═════ The data

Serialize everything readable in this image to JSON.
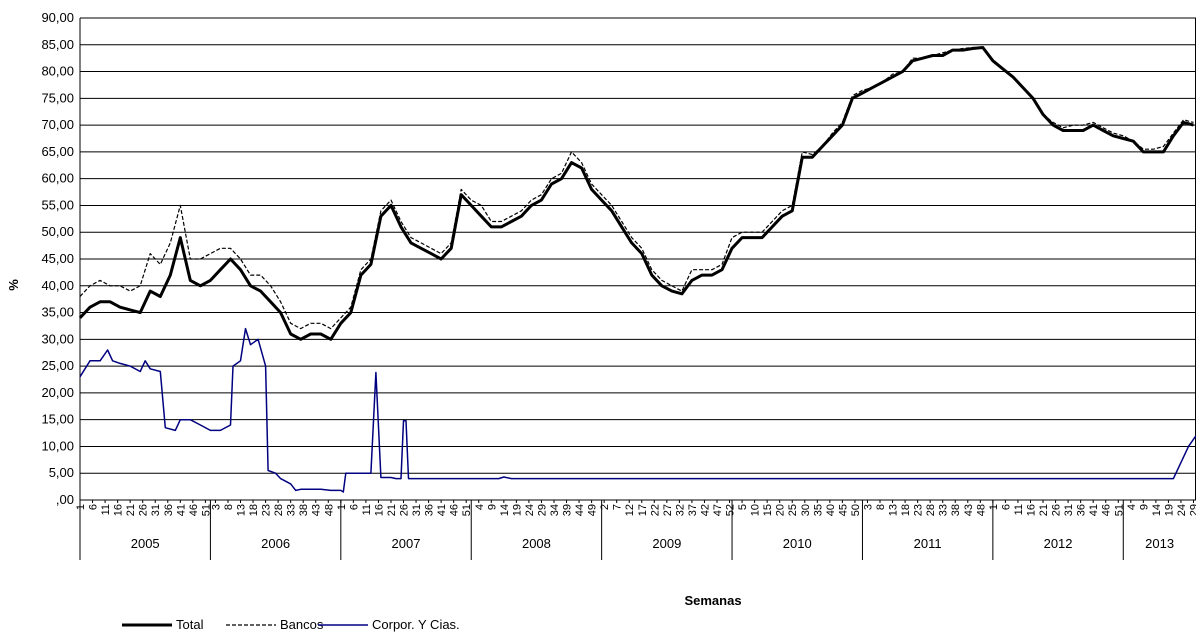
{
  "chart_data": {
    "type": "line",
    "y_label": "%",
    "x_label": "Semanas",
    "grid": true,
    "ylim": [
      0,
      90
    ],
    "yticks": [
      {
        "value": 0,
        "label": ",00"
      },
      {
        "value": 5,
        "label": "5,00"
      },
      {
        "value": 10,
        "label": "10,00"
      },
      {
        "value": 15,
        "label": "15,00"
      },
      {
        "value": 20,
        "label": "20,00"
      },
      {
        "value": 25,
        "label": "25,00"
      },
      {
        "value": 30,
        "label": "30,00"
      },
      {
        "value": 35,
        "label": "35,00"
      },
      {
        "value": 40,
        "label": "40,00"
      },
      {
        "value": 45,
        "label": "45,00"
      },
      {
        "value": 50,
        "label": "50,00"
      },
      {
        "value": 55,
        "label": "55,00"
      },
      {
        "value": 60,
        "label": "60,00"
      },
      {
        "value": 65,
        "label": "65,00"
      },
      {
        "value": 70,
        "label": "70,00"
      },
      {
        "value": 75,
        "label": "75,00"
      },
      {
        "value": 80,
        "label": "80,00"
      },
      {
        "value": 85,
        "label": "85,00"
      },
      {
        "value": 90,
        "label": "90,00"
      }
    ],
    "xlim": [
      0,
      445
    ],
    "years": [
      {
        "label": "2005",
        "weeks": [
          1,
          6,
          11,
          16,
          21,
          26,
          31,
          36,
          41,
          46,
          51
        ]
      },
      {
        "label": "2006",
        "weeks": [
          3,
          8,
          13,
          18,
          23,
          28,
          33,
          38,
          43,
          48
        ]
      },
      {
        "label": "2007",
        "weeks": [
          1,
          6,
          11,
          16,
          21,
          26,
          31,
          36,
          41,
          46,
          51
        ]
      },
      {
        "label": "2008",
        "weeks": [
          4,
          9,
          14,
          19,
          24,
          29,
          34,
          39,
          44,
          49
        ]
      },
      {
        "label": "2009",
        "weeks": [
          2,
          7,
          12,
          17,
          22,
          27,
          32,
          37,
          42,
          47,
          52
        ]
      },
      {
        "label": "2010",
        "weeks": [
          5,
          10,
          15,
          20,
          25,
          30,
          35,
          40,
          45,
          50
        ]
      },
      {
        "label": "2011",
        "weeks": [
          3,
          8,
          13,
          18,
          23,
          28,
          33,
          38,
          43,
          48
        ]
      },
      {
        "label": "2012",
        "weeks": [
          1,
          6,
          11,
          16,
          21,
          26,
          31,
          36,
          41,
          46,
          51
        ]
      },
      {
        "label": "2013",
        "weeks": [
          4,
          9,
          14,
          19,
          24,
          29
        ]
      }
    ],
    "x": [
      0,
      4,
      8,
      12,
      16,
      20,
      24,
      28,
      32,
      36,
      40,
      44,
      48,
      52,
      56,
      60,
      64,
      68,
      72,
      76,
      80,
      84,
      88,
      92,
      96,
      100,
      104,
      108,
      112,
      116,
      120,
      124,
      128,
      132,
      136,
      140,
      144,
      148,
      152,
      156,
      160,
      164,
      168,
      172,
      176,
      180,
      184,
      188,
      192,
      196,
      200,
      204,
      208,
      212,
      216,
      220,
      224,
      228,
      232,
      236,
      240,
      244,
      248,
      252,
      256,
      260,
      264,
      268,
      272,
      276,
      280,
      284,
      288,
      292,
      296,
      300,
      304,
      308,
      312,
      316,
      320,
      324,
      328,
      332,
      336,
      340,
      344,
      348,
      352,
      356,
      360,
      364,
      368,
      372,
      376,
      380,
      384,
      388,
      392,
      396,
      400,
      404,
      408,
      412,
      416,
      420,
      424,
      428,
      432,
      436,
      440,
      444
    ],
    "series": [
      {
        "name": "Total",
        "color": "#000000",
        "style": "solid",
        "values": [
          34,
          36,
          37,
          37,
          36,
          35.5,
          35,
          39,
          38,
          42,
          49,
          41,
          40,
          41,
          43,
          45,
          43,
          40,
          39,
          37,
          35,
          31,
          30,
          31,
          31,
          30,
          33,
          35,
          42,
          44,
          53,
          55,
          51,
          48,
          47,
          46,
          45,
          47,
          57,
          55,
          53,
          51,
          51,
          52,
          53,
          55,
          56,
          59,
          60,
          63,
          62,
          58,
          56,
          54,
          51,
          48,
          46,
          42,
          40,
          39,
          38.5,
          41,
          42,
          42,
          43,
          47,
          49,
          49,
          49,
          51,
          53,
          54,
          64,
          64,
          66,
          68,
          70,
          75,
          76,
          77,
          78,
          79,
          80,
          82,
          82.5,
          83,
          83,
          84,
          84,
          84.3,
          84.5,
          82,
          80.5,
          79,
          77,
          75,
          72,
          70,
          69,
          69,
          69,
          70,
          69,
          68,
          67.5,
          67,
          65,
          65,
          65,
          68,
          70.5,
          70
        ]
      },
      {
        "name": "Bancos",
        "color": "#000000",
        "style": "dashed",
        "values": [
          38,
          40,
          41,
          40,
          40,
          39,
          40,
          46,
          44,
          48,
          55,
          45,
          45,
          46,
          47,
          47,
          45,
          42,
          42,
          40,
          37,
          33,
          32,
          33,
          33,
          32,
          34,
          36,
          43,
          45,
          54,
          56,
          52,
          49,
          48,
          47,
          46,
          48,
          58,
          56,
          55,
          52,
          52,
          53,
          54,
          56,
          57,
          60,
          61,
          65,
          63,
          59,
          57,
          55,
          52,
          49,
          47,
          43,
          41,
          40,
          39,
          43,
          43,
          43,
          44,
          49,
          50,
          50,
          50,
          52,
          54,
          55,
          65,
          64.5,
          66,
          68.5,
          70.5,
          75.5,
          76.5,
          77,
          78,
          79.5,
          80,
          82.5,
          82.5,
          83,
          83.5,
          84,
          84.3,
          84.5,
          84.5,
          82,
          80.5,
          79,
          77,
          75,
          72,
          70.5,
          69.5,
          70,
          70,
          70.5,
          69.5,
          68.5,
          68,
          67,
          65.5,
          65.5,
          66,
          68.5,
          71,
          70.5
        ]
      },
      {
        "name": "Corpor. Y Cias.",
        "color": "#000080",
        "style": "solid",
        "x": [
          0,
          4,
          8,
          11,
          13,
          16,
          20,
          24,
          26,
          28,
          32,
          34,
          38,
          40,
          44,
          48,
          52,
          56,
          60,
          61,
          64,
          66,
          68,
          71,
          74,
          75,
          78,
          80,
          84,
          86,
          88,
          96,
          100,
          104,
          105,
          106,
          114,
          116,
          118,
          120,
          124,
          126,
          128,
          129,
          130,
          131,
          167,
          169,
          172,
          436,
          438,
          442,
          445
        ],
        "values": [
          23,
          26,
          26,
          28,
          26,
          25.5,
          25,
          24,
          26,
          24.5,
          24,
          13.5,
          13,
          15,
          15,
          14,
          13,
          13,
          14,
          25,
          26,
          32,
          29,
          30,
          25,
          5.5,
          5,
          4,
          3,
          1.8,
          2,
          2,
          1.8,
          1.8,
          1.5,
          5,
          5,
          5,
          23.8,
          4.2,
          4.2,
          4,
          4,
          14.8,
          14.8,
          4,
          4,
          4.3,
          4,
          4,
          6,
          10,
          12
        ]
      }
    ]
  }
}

══════════

▸ Short exercise
Leave out the pictures and give the rest of the records again exactly.

▸ Answer in full
Serialize everything readable in this image to JSON.
{
  "chart_data": {
    "type": "line",
    "y_label": "%",
    "x_label": "Semanas",
    "grid": true,
    "ylim": [
      0,
      90
    ],
    "yticks": [
      {
        "value": 0,
        "label": ",00"
      },
      {
        "value": 5,
        "label": "5,00"
      },
      {
        "value": 10,
        "label": "10,00"
      },
      {
        "value": 15,
        "label": "15,00"
      },
      {
        "value": 20,
        "label": "20,00"
      },
      {
        "value": 25,
        "label": "25,00"
      },
      {
        "value": 30,
        "label": "30,00"
      },
      {
        "value": 35,
        "label": "35,00"
      },
      {
        "value": 40,
        "label": "40,00"
      },
      {
        "value": 45,
        "label": "45,00"
      },
      {
        "value": 50,
        "label": "50,00"
      },
      {
        "value": 55,
        "label": "55,00"
      },
      {
        "value": 60,
        "label": "60,00"
      },
      {
        "value": 65,
        "label": "65,00"
      },
      {
        "value": 70,
        "label": "70,00"
      },
      {
        "value": 75,
        "label": "75,00"
      },
      {
        "value": 80,
        "label": "80,00"
      },
      {
        "value": 85,
        "label": "85,00"
      },
      {
        "value": 90,
        "label": "90,00"
      }
    ],
    "xlim": [
      0,
      445
    ],
    "years": [
      {
        "label": "2005",
        "weeks": [
          1,
          6,
          11,
          16,
          21,
          26,
          31,
          36,
          41,
          46,
          51
        ]
      },
      {
        "label": "2006",
        "weeks": [
          3,
          8,
          13,
          18,
          23,
          28,
          33,
          38,
          43,
          48
        ]
      },
      {
        "label": "2007",
        "weeks": [
          1,
          6,
          11,
          16,
          21,
          26,
          31,
          36,
          41,
          46,
          51
        ]
      },
      {
        "label": "2008",
        "weeks": [
          4,
          9,
          14,
          19,
          24,
          29,
          34,
          39,
          44,
          49
        ]
      },
      {
        "label": "2009",
        "weeks": [
          2,
          7,
          12,
          17,
          22,
          27,
          32,
          37,
          42,
          47,
          52
        ]
      },
      {
        "label": "2010",
        "weeks": [
          5,
          10,
          15,
          20,
          25,
          30,
          35,
          40,
          45,
          50
        ]
      },
      {
        "label": "2011",
        "weeks": [
          3,
          8,
          13,
          18,
          23,
          28,
          33,
          38,
          43,
          48
        ]
      },
      {
        "label": "2012",
        "weeks": [
          1,
          6,
          11,
          16,
          21,
          26,
          31,
          36,
          41,
          46,
          51
        ]
      },
      {
        "label": "2013",
        "weeks": [
          4,
          9,
          14,
          19,
          24,
          29
        ]
      }
    ],
    "x": [
      0,
      4,
      8,
      12,
      16,
      20,
      24,
      28,
      32,
      36,
      40,
      44,
      48,
      52,
      56,
      60,
      64,
      68,
      72,
      76,
      80,
      84,
      88,
      92,
      96,
      100,
      104,
      108,
      112,
      116,
      120,
      124,
      128,
      132,
      136,
      140,
      144,
      148,
      152,
      156,
      160,
      164,
      168,
      172,
      176,
      180,
      184,
      188,
      192,
      196,
      200,
      204,
      208,
      212,
      216,
      220,
      224,
      228,
      232,
      236,
      240,
      244,
      248,
      252,
      256,
      260,
      264,
      268,
      272,
      276,
      280,
      284,
      288,
      292,
      296,
      300,
      304,
      308,
      312,
      316,
      320,
      324,
      328,
      332,
      336,
      340,
      344,
      348,
      352,
      356,
      360,
      364,
      368,
      372,
      376,
      380,
      384,
      388,
      392,
      396,
      400,
      404,
      408,
      412,
      416,
      420,
      424,
      428,
      432,
      436,
      440,
      444
    ],
    "series": [
      {
        "name": "Total",
        "color": "#000000",
        "style": "solid",
        "values": [
          34,
          36,
          37,
          37,
          36,
          35.5,
          35,
          39,
          38,
          42,
          49,
          41,
          40,
          41,
          43,
          45,
          43,
          40,
          39,
          37,
          35,
          31,
          30,
          31,
          31,
          30,
          33,
          35,
          42,
          44,
          53,
          55,
          51,
          48,
          47,
          46,
          45,
          47,
          57,
          55,
          53,
          51,
          51,
          52,
          53,
          55,
          56,
          59,
          60,
          63,
          62,
          58,
          56,
          54,
          51,
          48,
          46,
          42,
          40,
          39,
          38.5,
          41,
          42,
          42,
          43,
          47,
          49,
          49,
          49,
          51,
          53,
          54,
          64,
          64,
          66,
          68,
          70,
          75,
          76,
          77,
          78,
          79,
          80,
          82,
          82.5,
          83,
          83,
          84,
          84,
          84.3,
          84.5,
          82,
          80.5,
          79,
          77,
          75,
          72,
          70,
          69,
          69,
          69,
          70,
          69,
          68,
          67.5,
          67,
          65,
          65,
          65,
          68,
          70.5,
          70
        ]
      },
      {
        "name": "Bancos",
        "color": "#000000",
        "style": "dashed",
        "values": [
          38,
          40,
          41,
          40,
          40,
          39,
          40,
          46,
          44,
          48,
          55,
          45,
          45,
          46,
          47,
          47,
          45,
          42,
          42,
          40,
          37,
          33,
          32,
          33,
          33,
          32,
          34,
          36,
          43,
          45,
          54,
          56,
          52,
          49,
          48,
          47,
          46,
          48,
          58,
          56,
          55,
          52,
          52,
          53,
          54,
          56,
          57,
          60,
          61,
          65,
          63,
          59,
          57,
          55,
          52,
          49,
          47,
          43,
          41,
          40,
          39,
          43,
          43,
          43,
          44,
          49,
          50,
          50,
          50,
          52,
          54,
          55,
          65,
          64.5,
          66,
          68.5,
          70.5,
          75.5,
          76.5,
          77,
          78,
          79.5,
          80,
          82.5,
          82.5,
          83,
          83.5,
          84,
          84.3,
          84.5,
          84.5,
          82,
          80.5,
          79,
          77,
          75,
          72,
          70.5,
          69.5,
          70,
          70,
          70.5,
          69.5,
          68.5,
          68,
          67,
          65.5,
          65.5,
          66,
          68.5,
          71,
          70.5
        ]
      },
      {
        "name": "Corpor. Y Cias.",
        "color": "#000080",
        "style": "solid",
        "x": [
          0,
          4,
          8,
          11,
          13,
          16,
          20,
          24,
          26,
          28,
          32,
          34,
          38,
          40,
          44,
          48,
          52,
          56,
          60,
          61,
          64,
          66,
          68,
          71,
          74,
          75,
          78,
          80,
          84,
          86,
          88,
          96,
          100,
          104,
          105,
          106,
          114,
          116,
          118,
          120,
          124,
          126,
          128,
          129,
          130,
          131,
          167,
          169,
          172,
          436,
          438,
          442,
          445
        ],
        "values": [
          23,
          26,
          26,
          28,
          26,
          25.5,
          25,
          24,
          26,
          24.5,
          24,
          13.5,
          13,
          15,
          15,
          14,
          13,
          13,
          14,
          25,
          26,
          32,
          29,
          30,
          25,
          5.5,
          5,
          4,
          3,
          1.8,
          2,
          2,
          1.8,
          1.8,
          1.5,
          5,
          5,
          5,
          23.8,
          4.2,
          4.2,
          4,
          4,
          14.8,
          14.8,
          4,
          4,
          4.3,
          4,
          4,
          6,
          10,
          12
        ]
      }
    ]
  }
}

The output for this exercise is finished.